» **Stated task**: In the entries below, find the lines that contain the word "name" and copy them.

» **Entries supplied**:
________

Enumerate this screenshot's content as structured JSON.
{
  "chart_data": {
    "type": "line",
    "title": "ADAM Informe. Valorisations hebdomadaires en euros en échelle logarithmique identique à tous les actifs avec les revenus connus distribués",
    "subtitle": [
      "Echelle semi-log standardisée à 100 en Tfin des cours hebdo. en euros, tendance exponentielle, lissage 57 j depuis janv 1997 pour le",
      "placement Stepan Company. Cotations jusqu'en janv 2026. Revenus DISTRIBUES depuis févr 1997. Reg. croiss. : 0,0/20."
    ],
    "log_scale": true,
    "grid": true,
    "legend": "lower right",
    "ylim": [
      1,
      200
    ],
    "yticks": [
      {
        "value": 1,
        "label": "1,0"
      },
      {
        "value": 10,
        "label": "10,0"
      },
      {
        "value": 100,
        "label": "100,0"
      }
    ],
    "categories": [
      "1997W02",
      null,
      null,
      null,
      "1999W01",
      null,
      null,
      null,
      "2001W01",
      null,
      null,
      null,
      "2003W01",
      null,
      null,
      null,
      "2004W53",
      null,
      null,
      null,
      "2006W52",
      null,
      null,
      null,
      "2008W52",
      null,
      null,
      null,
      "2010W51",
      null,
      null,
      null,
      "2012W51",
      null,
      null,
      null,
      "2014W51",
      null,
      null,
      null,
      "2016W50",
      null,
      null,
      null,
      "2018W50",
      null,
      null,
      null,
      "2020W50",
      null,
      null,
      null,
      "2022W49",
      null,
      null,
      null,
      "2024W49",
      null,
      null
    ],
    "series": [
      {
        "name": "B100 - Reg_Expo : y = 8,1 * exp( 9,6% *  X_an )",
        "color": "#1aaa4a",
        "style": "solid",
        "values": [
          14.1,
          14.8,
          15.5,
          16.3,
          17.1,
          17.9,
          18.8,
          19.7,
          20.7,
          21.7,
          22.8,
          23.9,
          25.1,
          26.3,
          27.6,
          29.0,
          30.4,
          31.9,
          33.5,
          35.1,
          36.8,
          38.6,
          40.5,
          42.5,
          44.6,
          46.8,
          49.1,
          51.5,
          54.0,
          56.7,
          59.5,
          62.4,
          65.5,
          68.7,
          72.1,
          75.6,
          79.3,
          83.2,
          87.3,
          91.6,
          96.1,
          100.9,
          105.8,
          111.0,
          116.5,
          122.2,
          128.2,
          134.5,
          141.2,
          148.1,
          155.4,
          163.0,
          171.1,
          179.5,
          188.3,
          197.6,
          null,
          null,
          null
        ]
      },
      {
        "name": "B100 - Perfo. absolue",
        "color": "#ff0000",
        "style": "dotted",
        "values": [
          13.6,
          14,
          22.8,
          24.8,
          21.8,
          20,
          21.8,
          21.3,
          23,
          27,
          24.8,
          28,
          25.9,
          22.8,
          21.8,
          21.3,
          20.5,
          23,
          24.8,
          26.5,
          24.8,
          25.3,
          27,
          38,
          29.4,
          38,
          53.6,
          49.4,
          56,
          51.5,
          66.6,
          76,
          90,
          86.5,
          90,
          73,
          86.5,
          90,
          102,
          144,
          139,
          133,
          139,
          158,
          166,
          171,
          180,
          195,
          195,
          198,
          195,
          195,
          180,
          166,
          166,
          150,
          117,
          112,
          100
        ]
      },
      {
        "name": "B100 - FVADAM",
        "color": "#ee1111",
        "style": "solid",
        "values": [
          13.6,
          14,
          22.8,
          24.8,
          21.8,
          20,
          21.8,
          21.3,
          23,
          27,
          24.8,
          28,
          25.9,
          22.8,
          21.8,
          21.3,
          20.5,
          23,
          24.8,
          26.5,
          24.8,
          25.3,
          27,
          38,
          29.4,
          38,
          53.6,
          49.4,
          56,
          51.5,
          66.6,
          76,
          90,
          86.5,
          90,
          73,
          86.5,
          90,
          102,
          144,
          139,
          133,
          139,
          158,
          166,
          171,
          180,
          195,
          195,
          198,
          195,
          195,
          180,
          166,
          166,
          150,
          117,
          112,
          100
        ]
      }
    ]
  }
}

________

» **Task solution**:
        "name": "B100 - Reg_Expo : y = 8,1 * exp( 9,6% *  X_an )",
        "name": "B100 - Perfo. absolue",
        "name": "B100 - FVADAM",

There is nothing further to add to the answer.